» **Given request**
Find how many lines in the data below include the word "ENRIQUE", then write only that number.

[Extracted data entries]
════════════════════

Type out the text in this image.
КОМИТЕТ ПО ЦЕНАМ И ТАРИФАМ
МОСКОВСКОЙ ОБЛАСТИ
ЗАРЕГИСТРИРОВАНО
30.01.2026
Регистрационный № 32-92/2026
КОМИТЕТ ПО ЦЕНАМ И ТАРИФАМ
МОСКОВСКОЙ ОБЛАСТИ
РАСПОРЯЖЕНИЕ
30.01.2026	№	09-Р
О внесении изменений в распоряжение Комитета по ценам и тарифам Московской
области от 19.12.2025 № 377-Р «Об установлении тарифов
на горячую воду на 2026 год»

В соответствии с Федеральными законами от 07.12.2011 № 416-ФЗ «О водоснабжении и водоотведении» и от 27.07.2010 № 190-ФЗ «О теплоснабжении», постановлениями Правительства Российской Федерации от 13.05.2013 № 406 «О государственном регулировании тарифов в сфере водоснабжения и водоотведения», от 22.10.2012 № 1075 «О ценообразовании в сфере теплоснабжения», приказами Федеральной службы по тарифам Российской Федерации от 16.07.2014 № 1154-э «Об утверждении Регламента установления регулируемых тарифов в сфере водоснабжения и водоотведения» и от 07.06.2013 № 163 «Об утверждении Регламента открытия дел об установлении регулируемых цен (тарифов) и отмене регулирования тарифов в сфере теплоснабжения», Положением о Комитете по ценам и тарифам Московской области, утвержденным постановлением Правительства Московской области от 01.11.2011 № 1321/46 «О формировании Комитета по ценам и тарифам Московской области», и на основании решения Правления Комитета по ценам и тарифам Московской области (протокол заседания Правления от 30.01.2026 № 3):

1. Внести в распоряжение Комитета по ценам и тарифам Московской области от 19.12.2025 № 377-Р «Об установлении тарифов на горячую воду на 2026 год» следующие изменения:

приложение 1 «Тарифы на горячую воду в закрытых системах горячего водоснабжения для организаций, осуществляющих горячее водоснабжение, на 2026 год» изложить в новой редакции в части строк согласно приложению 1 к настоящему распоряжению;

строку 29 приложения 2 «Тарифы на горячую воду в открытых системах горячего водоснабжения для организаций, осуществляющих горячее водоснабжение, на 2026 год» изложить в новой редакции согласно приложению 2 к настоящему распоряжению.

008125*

════════════════════

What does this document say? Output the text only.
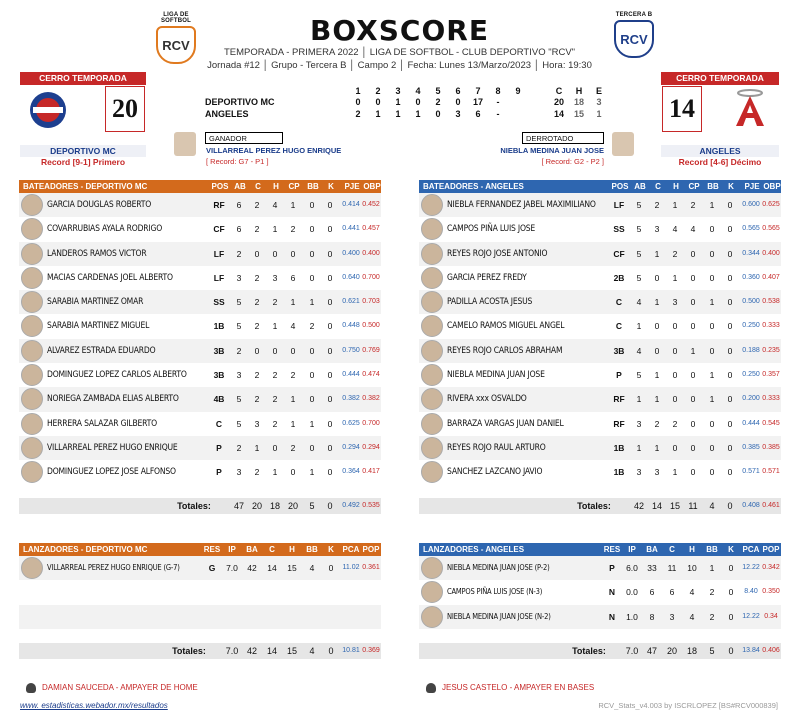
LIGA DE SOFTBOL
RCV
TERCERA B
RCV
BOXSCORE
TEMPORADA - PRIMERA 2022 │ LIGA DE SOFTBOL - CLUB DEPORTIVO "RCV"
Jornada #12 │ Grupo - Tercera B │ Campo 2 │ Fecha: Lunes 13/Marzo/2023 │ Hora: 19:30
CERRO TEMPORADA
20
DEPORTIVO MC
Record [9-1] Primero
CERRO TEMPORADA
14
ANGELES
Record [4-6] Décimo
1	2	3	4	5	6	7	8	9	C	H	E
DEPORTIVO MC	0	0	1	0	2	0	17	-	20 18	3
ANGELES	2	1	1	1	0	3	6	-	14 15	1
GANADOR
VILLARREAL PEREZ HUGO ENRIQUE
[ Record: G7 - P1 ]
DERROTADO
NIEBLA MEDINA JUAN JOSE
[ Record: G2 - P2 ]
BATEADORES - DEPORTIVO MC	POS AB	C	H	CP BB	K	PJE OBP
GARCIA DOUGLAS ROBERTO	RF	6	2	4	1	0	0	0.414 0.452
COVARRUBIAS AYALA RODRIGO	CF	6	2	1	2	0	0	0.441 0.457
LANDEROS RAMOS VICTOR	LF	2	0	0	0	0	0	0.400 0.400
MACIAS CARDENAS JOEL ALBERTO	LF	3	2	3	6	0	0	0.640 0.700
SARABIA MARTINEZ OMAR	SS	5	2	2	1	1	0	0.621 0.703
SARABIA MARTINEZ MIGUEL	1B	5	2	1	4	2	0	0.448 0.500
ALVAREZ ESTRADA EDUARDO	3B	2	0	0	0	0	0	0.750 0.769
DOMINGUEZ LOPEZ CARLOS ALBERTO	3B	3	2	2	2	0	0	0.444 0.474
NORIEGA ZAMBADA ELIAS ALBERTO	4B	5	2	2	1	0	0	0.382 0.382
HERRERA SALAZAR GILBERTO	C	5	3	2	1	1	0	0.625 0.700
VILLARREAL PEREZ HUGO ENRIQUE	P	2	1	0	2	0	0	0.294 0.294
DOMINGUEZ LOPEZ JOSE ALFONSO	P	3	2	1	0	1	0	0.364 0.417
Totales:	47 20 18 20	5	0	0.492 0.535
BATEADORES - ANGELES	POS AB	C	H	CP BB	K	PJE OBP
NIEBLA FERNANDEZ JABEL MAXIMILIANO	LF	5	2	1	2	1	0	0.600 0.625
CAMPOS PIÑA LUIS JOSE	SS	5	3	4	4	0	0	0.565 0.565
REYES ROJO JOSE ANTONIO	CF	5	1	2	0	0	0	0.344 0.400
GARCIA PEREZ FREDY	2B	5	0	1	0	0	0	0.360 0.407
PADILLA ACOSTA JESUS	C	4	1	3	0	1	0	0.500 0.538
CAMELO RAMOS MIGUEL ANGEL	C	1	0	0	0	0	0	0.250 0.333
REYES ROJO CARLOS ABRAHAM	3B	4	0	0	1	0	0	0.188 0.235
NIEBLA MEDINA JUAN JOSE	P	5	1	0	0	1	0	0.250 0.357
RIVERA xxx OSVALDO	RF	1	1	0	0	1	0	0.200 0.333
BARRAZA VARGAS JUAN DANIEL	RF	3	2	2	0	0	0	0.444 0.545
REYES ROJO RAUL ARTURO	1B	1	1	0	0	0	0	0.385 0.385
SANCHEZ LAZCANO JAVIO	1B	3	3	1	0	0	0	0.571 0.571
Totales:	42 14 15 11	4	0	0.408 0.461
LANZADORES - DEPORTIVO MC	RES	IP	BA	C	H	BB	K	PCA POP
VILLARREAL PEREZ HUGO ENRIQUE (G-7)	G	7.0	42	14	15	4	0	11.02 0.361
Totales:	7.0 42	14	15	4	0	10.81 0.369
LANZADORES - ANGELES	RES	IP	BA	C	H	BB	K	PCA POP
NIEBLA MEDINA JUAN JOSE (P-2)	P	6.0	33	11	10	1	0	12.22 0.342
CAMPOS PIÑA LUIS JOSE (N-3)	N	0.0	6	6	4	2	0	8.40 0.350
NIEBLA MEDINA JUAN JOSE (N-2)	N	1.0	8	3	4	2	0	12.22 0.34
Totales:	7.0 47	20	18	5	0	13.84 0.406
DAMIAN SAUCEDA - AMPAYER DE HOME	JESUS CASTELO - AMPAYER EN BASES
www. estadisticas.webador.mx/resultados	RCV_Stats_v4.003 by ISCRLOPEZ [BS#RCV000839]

════════════════════

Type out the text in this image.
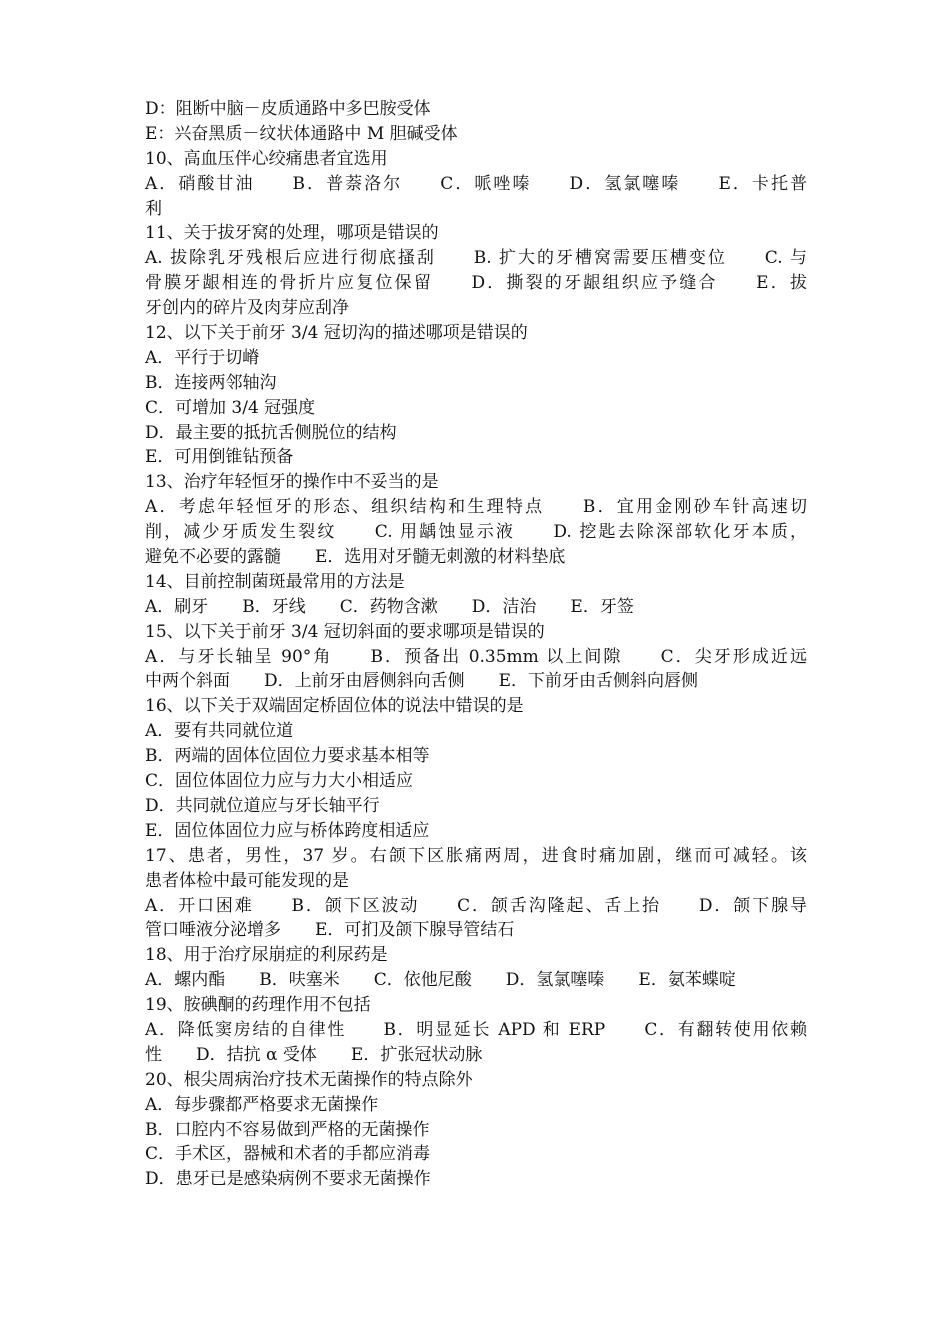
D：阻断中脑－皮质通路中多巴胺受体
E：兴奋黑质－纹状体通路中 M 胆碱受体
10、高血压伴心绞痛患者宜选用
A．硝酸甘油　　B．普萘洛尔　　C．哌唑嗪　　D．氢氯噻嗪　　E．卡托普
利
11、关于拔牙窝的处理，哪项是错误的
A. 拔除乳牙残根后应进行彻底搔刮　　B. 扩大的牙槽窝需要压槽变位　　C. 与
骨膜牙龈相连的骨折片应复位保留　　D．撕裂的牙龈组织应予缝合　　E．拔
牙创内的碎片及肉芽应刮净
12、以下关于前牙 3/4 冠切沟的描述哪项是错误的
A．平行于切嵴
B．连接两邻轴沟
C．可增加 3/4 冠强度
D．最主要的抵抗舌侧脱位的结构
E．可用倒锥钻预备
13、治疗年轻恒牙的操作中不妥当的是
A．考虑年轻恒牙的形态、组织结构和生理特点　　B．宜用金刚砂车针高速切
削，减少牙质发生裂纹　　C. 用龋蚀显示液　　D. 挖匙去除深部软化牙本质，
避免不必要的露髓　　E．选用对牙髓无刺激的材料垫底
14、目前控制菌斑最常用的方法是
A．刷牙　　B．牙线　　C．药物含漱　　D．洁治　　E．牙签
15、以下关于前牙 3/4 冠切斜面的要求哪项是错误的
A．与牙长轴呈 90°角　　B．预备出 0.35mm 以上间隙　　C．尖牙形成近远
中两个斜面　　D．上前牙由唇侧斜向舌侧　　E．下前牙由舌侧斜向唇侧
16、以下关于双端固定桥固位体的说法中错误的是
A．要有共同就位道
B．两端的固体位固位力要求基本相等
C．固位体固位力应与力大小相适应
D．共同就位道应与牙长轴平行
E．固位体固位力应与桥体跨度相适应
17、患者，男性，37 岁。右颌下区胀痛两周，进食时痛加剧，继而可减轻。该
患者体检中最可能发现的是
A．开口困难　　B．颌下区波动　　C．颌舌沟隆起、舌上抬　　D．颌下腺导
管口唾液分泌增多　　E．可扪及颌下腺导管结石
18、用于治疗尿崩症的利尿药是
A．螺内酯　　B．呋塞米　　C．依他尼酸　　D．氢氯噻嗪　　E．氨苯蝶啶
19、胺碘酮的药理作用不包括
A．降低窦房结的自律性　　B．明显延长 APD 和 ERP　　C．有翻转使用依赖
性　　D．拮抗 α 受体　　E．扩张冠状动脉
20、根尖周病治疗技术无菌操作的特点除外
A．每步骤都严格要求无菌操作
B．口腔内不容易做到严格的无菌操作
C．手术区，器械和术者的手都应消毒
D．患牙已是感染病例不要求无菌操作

════════════════════

» **Answer below**
3